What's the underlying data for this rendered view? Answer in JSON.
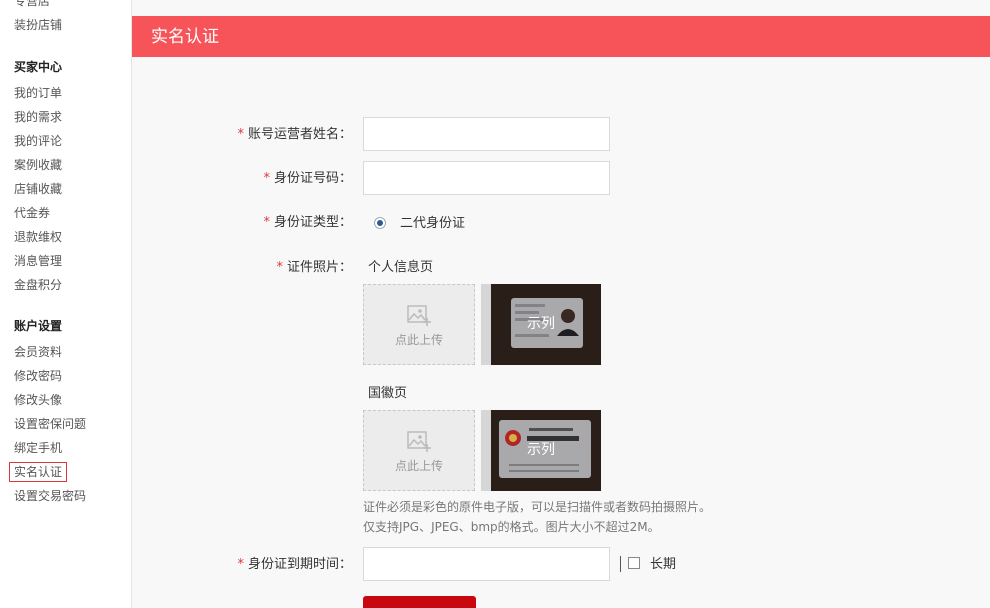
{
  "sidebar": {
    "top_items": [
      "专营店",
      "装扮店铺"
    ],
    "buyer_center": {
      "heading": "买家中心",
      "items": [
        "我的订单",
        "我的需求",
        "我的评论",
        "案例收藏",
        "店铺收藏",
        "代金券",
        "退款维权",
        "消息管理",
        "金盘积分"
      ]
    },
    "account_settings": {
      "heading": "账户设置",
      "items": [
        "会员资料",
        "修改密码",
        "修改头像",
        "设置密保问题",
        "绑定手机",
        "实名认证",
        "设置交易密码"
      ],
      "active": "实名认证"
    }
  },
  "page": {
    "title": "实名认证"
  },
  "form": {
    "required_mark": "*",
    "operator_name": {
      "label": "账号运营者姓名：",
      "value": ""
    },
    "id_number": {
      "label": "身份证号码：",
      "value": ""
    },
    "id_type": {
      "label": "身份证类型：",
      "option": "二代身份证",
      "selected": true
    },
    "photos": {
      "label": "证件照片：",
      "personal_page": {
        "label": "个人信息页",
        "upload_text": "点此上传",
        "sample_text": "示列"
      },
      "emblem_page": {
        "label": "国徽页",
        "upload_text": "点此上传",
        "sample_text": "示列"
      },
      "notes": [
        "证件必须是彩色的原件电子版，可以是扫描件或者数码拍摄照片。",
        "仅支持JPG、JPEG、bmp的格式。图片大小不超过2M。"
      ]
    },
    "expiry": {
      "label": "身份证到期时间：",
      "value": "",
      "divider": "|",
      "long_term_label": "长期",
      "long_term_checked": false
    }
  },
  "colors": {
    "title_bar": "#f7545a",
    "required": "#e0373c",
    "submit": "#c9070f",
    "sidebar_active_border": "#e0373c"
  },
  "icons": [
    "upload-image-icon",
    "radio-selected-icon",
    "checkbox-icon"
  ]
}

------------

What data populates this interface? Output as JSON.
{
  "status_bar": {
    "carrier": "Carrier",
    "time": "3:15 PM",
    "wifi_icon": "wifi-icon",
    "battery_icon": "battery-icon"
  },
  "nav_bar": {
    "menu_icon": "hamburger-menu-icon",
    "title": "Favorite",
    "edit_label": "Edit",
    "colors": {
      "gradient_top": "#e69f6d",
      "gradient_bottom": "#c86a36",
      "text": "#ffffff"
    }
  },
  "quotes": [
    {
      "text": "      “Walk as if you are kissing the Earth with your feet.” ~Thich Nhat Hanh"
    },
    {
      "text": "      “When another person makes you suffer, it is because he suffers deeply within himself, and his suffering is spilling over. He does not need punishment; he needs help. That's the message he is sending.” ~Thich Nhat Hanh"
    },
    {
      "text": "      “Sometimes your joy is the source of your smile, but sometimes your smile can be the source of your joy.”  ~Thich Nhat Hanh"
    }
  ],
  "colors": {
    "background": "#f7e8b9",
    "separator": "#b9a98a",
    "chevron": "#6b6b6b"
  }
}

------------

Description of the task: Check each line of the entries above for the word "Hanh". List the ones that have it.

Solution to the exercise:
      "text": "      “Walk as if you are kissing the Earth with your feet.” ~Thich Nhat Hanh"
      "text": "      “When another person makes you suffer, it is because he suffers deeply within himself, and his suffering is spilling over. He does not need punishment; he needs help. That's the message he is sending.” ~Thich Nhat Hanh"
      "text": "      “Sometimes your joy is the source of your smile, but sometimes your smile can be the source of your joy.”  ~Thich Nhat Hanh"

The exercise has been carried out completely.